# Short task
From the line with "Output the text content of this document." down to the final line of the material below, quote every line exactly and leave out all lines before it.

• • • •

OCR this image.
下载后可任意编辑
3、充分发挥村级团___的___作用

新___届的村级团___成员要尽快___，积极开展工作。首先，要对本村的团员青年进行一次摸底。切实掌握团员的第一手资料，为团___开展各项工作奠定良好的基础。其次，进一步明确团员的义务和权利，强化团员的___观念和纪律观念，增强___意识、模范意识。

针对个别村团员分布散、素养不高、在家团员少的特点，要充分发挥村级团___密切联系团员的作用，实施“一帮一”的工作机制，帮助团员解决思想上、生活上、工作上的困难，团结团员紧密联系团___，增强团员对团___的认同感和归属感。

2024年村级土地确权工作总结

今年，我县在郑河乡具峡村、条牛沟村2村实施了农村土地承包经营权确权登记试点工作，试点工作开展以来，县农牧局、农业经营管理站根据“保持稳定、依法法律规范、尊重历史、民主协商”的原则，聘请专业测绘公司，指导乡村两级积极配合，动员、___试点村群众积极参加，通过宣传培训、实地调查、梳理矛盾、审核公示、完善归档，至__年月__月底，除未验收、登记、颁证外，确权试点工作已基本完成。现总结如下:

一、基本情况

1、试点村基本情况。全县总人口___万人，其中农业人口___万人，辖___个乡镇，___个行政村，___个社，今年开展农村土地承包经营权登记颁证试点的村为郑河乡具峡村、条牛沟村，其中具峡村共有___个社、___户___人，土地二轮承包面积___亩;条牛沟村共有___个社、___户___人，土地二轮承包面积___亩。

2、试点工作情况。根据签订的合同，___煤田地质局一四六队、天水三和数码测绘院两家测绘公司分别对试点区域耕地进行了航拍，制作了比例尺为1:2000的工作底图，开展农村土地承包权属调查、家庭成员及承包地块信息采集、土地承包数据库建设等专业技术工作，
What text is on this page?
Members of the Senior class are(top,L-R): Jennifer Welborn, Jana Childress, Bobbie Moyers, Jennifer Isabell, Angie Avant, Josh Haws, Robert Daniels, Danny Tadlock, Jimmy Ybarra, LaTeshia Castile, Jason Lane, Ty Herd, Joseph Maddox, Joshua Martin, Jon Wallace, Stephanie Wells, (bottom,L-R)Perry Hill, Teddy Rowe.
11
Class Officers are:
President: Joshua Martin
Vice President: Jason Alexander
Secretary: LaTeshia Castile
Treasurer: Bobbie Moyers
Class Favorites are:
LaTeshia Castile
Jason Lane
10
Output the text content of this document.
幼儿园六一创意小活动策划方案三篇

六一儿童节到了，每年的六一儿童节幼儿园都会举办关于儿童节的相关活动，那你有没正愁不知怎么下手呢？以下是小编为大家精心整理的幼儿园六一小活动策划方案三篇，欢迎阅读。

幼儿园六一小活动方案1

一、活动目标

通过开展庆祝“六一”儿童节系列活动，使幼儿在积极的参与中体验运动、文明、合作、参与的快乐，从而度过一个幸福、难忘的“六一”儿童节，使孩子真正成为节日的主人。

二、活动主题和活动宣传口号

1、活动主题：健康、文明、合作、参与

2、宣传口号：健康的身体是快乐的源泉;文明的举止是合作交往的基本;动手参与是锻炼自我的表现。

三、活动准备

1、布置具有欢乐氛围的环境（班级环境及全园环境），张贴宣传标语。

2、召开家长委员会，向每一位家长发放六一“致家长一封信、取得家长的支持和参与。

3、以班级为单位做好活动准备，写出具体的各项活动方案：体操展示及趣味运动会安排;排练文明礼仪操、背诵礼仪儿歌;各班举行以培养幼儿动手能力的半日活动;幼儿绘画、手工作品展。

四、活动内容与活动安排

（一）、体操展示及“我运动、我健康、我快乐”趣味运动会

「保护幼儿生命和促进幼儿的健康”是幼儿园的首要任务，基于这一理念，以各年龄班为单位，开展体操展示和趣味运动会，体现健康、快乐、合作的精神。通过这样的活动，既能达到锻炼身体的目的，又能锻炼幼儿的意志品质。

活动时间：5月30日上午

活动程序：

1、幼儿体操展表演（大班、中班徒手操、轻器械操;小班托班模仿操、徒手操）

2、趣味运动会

• • • •

# Answer to the problem
Output the text content of this document.
幼儿园六一创意小活动策划方案三篇

六一儿童节到了，每年的六一儿童节幼儿园都会举办关于儿童节的相关活动，那你有没正愁不知怎么下手呢？以下是小编为大家精心整理的幼儿园六一小活动策划方案三篇，欢迎阅读。

幼儿园六一小活动方案1

一、活动目标

通过开展庆祝“六一”儿童节系列活动，使幼儿在积极的参与中体验运动、文明、合作、参与的快乐，从而度过一个幸福、难忘的“六一”儿童节，使孩子真正成为节日的主人。

二、活动主题和活动宣传口号

1、活动主题：健康、文明、合作、参与

2、宣传口号：健康的身体是快乐的源泉;文明的举止是合作交往的基本;动手参与是锻炼自我的表现。

三、活动准备

1、布置具有欢乐氛围的环境（班级环境及全园环境），张贴宣传标语。

2、召开家长委员会，向每一位家长发放六一“致家长一封信、取得家长的支持和参与。

3、以班级为单位做好活动准备，写出具体的各项活动方案：体操展示及趣味运动会安排;排练文明礼仪操、背诵礼仪儿歌;各班举行以培养幼儿动手能力的半日活动;幼儿绘画、手工作品展。

四、活动内容与活动安排

（一）、体操展示及“我运动、我健康、我快乐”趣味运动会

「保护幼儿生命和促进幼儿的健康”是幼儿园的首要任务，基于这一理念，以各年龄班为单位，开展体操展示和趣味运动会，体现健康、快乐、合作的精神。通过这样的活动，既能达到锻炼身体的目的，又能锻炼幼儿的意志品质。

活动时间：5月30日上午

活动程序：

1、幼儿体操展表演（大班、中班徒手操、轻器械操;小班托班模仿操、徒手操）

2、趣味运动会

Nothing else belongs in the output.